--- begin ---

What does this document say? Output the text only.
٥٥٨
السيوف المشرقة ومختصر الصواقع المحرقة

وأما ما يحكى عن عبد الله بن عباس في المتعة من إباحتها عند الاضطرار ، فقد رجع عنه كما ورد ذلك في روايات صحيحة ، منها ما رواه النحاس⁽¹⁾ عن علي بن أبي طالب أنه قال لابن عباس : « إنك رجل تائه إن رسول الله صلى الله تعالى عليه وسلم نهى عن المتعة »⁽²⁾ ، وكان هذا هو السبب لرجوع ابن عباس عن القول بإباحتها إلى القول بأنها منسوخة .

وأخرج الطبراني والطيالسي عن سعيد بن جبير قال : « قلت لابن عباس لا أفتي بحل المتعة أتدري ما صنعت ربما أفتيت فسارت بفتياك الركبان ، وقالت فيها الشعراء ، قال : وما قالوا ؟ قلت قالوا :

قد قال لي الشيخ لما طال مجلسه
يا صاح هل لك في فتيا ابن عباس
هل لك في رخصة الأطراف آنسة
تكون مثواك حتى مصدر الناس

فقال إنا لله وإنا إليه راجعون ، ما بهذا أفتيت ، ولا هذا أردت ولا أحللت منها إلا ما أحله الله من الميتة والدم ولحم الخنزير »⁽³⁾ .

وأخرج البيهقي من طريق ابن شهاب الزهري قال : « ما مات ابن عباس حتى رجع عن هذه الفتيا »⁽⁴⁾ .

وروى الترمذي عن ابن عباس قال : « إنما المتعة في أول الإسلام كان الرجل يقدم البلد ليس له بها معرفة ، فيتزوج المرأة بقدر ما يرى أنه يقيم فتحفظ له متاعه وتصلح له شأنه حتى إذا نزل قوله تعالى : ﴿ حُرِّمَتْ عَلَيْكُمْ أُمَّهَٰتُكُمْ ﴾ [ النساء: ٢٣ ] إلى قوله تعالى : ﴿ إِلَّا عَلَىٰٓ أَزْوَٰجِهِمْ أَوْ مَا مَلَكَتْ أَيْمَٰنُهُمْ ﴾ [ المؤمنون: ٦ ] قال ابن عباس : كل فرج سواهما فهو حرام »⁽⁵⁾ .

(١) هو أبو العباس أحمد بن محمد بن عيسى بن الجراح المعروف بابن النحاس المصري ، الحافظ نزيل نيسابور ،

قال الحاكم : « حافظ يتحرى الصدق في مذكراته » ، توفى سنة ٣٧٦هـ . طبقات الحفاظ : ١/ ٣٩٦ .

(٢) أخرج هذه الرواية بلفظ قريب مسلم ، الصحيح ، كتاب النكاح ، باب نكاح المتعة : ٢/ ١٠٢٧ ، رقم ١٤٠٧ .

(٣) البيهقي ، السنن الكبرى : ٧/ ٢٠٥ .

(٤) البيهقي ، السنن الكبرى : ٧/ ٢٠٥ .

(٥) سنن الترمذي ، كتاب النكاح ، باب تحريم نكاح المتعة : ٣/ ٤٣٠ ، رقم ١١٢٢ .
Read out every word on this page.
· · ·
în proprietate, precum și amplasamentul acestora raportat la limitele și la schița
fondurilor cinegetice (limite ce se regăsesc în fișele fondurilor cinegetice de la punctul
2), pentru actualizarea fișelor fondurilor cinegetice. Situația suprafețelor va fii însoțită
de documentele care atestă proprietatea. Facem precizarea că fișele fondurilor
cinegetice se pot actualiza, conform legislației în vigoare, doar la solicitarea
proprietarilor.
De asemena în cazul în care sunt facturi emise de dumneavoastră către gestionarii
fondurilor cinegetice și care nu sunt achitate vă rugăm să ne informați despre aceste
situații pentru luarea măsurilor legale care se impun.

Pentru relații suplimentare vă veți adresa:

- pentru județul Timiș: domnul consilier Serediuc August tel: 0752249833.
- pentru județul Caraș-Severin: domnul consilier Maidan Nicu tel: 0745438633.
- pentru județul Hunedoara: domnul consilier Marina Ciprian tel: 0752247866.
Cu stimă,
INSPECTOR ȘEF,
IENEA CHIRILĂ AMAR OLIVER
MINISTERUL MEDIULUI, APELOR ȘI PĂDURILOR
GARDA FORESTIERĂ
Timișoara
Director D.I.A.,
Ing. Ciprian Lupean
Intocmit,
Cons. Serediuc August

--- end ---

_EXERCISE_
For this exercise, please retype exactly the lines in the listing from the line with "Read out every word on this page." through its last line, both ends included.

_ANSWER FOR THIS EXERCISE_
Read out every word on this page.
· · ·
în proprietate, precum și amplasamentul acestora raportat la limitele și la schița
fondurilor cinegetice (limite ce se regăsesc în fișele fondurilor cinegetice de la punctul
2), pentru actualizarea fișelor fondurilor cinegetice. Situația suprafețelor va fii însoțită
de documentele care atestă proprietatea. Facem precizarea că fișele fondurilor
cinegetice se pot actualiza, conform legislației în vigoare, doar la solicitarea
proprietarilor.
De asemena în cazul în care sunt facturi emise de dumneavoastră către gestionarii
fondurilor cinegetice și care nu sunt achitate vă rugăm să ne informați despre aceste
situații pentru luarea măsurilor legale care se impun.

Pentru relații suplimentare vă veți adresa:

- pentru județul Timiș: domnul consilier Serediuc August tel: 0752249833.
- pentru județul Caraș-Severin: domnul consilier Maidan Nicu tel: 0745438633.
- pentru județul Hunedoara: domnul consilier Marina Ciprian tel: 0752247866.
Cu stimă,
INSPECTOR ȘEF,
IENEA CHIRILĂ AMAR OLIVER
MINISTERUL MEDIULUI, APELOR ȘI PĂDURILOR
GARDA FORESTIERĂ
Timișoara
Director D.I.A.,
Ing. Ciprian Lupean
Intocmit,
Cons. Serediuc August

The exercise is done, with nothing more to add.